* **文書の一節**
________________________
【べらぼう】なぜお笑い芸人を多用? 制作統括が明かす“ならでは”の足跡「短いシーンでも存在感」

俳優・横浜流星が主人公・蔦屋重三郎を演じるNHKの大河ドラマ『べらぼう~蔦重栄華乃夢噺~』(日曜午後8時)の放送が終盤を迎え、制作統括の藤並英樹氏が取材に応じた。多くのお笑いタレントを起用した理由や“オーミーを探せ”の舞台裏、さらにクランクアップした際の横浜の様子も語った。

制作統括の藤並英樹氏【写真:(C)NHK】
制作統括の藤並英樹氏【写真:(C)NHK】

制作統括・藤並英樹氏が語る反響の大きさ

 俳優・横浜流星が主人公・蔦屋重三郎を演じるNHKの大河ドラマ『べらぼう~蔦重栄華乃夢噺~』(日曜午後8時)の放送が終盤を迎え、制作統括の藤並英樹氏が取材に応じた。多くのお笑いタレントを起用した理由や“オーミーを探せ”の舞台裏、さらにクランクアップした際の横浜の様子も語った。

 爆笑問題、U字工事、くっきー!、福田麻貴、ひょうろく、鉄拳ら大勢のお笑い芸人が『べらぼう』出演した。狙いはどこにあったのか。

「お笑いの方は短い時間の中でキャラクターを捉えて表現するのがすごく上手だと前々から思っていました。このドラマでは一言二言だけ言って去っていく役とか、大量の人が出てくるシーンが多いんです。ピリッと足跡を残してもらえるような方がいいなと思っておりました。そうするとお笑いの方はすごく上手なんです。出演していただいたのは短いシーンでも存在感を出していただくテクニックに信頼性があったから。『べらぼう』がそういうキャスティングをすることが認知されていき、皆さんが期待し、皆さんなりの楽しみ方をしていただけたのは良かったと思います」
________________________
* **短い練習 A**
大河ドラマ『べらぼう』についての記事によると、藤並英樹氏がお笑い芸人を起用したのは、芸人のどのようなテクニックに信頼性があったからですか。
* **短い練習 B**
大河ドラマ『べらぼう』についての記事を、最後の段落の後から書き継いでください。

* **データ抜粋**
________________________
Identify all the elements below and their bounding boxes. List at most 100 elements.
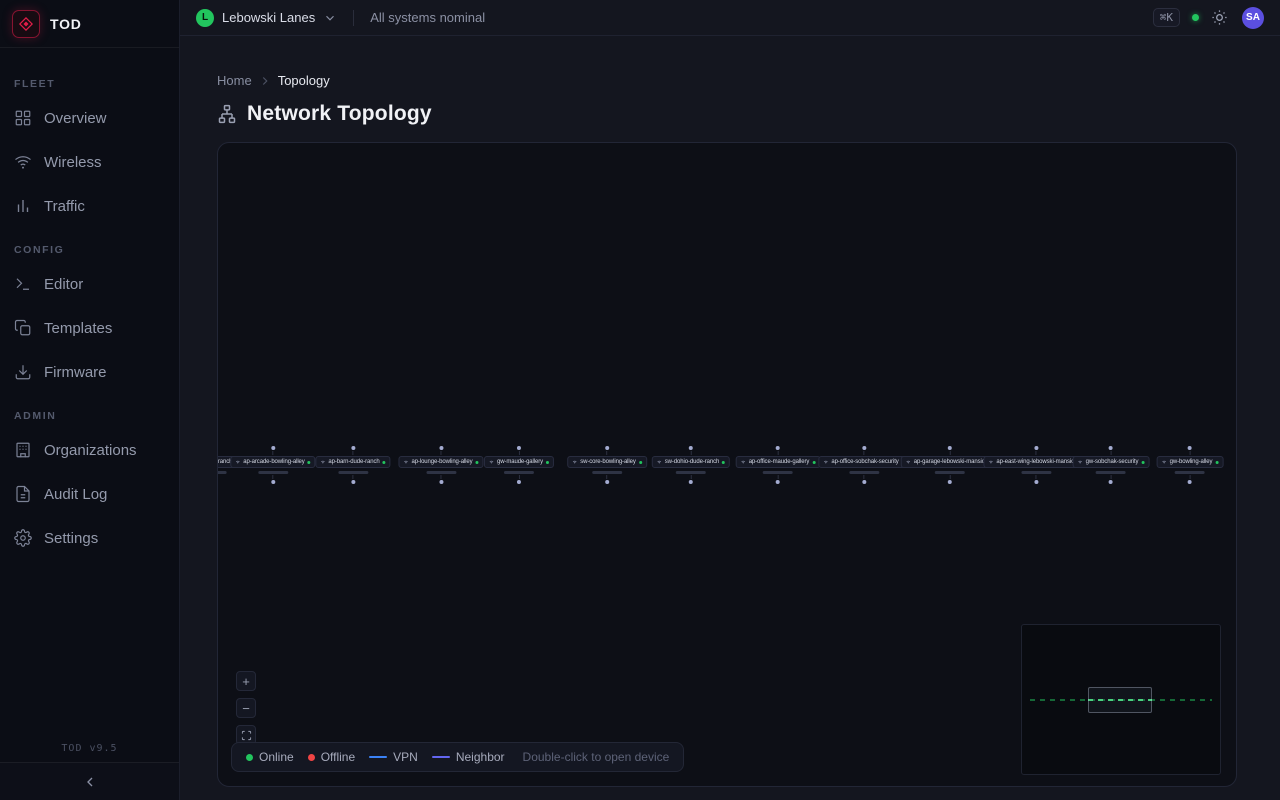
________________________
* **最終結果 A**
短いシーンでも存在感を出すテクニックです。

* **最終結果 B**
 俳優・尾美としのりが演じる喜三二が一瞬登場したり、画面の片隅に映っているケースが目立ち、SNSで「オーミーを探せ」といった言葉も生まれ話題となった。

「わずかに出てもらうのは狙ったところですが、あそこまで皆さんが探してくれるというのは狙っていませんでした。SNSではタイトルバックの名前を見て『挑戦状だと思っている』という反応もありました。視聴者の方々なりの楽しみ方を見つけてくれたのは良かったです。テレビはそうあるべきだと思いますし、皆さんが同じ話題で盛り上がってくれるのはテレビの果たす役割であり楽しみ方だと思っています」

クランクアップ時の横浜流星は「すがすがしい感じ」

 そもそも喜三二がわずかに登場する発想はどこから来たのか。

「最初に何話か書き進めていった段階で森下さんと我々で打ち合わせをした時、喜三二が吉原に詳しいから本当は毎回ちょっとずつでも、『こんなところにも喜三二がいたよ』となれば面白いですよね、と森下さんがおっしゃったことがきかっけです。そうしましょうという話になり、ちょっとずつ足していった形です。こんなところにも喜三二、こんな所にも、となれたら吉原に詳しい人ということ、宝暦の色男と呼ばれた喜三二をすごく表現できるという発想でちょこちょこ台本に書いたのが始まりです。

 その中で、演出と尾美さん自身が、やるなら、ちらっと映っていた方が粋じゃないかという話になったんです。まさか、あんなふうに皆さんが探すとは思わなかったのでビックリしました。演出担当者の中にはバッチリ映そうとした人もいて、尾美さんが現場で『それは、しれっとの方がいいですよ』と話していました。豆粒の大きさでも今から吉原に行くぞと身だしなみを整えウキウキしている喜三二を見て、本当に丁寧なお芝居をされる尾美さんはすごいと思いました」

 クランクアップ時の主演・横浜流星の様子も聞いてみた。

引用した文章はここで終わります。